___ INPUT FOR THIS TASK ___
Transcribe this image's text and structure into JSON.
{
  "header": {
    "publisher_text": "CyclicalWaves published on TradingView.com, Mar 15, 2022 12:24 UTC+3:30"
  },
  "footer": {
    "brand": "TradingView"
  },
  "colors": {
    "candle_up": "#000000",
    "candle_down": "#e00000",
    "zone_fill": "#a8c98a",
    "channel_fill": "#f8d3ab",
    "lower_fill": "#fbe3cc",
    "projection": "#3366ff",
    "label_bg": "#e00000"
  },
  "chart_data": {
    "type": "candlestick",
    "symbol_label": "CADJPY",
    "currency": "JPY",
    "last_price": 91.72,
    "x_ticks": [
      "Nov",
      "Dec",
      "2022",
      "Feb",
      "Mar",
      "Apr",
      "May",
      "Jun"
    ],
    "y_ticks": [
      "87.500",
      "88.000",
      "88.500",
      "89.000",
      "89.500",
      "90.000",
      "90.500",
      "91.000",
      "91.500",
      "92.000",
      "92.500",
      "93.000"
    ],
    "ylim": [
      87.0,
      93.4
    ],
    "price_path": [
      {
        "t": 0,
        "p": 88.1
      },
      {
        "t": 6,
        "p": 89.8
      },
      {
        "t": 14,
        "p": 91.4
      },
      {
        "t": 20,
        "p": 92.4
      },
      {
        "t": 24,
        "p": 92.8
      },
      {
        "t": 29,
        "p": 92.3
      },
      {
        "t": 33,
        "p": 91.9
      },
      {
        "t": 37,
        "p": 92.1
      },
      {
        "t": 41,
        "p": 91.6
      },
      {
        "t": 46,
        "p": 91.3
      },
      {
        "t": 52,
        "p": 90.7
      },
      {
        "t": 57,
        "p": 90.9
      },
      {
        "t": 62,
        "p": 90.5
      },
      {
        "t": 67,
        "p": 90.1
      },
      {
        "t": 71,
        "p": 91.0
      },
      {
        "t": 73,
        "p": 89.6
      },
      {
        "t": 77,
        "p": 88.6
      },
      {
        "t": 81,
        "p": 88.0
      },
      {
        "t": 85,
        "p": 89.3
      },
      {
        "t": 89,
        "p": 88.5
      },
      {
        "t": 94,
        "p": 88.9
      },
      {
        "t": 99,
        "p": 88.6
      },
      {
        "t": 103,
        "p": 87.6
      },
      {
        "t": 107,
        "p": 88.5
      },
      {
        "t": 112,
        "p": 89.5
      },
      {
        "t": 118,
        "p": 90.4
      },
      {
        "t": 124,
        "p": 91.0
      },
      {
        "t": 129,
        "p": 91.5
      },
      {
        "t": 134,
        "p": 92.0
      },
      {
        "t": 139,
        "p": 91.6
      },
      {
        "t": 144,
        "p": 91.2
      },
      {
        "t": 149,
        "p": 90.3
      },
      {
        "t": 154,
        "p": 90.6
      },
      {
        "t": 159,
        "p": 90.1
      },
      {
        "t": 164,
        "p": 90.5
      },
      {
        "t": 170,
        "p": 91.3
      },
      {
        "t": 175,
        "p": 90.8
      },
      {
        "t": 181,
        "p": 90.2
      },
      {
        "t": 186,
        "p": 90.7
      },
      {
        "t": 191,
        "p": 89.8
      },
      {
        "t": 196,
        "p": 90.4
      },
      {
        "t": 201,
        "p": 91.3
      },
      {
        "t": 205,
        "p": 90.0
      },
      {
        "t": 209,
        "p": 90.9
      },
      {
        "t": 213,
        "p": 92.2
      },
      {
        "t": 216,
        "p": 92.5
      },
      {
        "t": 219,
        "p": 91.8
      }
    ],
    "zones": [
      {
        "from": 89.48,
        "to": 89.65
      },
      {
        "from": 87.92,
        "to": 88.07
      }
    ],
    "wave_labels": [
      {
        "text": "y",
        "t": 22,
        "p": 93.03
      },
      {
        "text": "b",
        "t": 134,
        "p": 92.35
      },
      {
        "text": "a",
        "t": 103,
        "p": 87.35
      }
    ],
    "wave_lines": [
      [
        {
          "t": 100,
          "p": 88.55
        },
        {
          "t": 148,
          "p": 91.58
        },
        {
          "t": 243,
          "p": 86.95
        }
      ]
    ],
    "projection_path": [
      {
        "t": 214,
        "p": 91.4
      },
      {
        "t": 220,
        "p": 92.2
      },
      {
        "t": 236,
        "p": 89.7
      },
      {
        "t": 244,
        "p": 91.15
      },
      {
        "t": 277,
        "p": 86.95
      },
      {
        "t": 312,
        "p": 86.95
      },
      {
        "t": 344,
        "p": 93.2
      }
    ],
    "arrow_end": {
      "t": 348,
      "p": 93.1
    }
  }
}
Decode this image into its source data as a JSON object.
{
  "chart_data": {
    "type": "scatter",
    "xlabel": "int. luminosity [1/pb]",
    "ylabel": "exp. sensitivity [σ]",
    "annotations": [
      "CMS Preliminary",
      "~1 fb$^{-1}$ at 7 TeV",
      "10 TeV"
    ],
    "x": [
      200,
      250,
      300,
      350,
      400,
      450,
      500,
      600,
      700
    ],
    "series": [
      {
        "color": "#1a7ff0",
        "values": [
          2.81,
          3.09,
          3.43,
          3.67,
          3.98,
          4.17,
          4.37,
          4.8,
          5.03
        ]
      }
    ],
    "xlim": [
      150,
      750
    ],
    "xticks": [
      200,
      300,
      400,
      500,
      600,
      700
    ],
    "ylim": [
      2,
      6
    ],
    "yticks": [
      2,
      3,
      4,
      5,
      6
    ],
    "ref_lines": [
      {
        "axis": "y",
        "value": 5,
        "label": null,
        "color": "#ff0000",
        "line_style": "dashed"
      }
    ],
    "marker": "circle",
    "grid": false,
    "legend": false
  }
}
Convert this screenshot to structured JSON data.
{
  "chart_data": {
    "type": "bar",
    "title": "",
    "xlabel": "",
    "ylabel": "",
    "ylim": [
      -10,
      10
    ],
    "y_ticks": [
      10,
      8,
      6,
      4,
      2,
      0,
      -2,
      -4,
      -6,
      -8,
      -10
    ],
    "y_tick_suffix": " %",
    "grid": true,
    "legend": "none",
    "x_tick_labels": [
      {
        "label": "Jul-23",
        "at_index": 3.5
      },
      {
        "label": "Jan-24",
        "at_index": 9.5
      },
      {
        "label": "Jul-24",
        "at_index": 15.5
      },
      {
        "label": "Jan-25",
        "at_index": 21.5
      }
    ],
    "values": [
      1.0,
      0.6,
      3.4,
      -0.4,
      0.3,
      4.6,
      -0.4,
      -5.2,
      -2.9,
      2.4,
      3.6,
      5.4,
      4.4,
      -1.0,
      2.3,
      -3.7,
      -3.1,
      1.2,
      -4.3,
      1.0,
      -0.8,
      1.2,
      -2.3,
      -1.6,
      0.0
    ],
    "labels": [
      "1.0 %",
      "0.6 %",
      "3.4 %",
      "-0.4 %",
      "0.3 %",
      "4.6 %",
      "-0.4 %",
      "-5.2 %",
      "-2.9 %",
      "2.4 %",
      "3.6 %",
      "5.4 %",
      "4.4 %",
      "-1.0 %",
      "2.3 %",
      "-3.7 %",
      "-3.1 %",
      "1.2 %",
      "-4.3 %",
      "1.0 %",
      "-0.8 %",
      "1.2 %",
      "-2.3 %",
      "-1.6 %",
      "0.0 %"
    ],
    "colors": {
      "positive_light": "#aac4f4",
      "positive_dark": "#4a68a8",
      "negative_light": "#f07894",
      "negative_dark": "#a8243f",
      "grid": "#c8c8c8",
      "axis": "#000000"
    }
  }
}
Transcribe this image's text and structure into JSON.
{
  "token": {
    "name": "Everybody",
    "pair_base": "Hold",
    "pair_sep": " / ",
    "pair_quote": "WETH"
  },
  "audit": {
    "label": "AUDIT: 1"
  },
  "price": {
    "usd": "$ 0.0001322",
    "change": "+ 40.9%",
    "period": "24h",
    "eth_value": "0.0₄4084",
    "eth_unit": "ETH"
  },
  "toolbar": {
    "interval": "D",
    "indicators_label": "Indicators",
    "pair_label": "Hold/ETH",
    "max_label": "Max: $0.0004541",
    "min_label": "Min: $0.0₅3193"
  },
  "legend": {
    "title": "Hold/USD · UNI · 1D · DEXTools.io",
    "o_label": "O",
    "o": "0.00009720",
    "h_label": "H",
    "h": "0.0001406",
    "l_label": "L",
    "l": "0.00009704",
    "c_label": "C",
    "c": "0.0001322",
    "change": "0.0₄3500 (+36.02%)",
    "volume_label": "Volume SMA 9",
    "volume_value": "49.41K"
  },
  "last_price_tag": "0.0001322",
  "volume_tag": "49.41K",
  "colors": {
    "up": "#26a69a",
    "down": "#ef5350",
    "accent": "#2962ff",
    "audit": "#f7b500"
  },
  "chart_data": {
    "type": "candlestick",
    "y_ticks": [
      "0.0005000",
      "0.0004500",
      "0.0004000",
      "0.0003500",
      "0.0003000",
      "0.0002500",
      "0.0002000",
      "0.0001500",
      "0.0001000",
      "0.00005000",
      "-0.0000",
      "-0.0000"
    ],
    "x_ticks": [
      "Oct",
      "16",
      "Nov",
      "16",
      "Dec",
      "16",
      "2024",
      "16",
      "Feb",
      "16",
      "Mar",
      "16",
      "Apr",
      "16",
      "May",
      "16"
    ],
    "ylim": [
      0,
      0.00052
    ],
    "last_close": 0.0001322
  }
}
___
Collect every line from the records above that contains the word "Hold".

    "pair_base": "Hold",
    "pair_label": "Hold/ETH",
    "title": "Hold/USD · UNI · 1D · DEXTools.io",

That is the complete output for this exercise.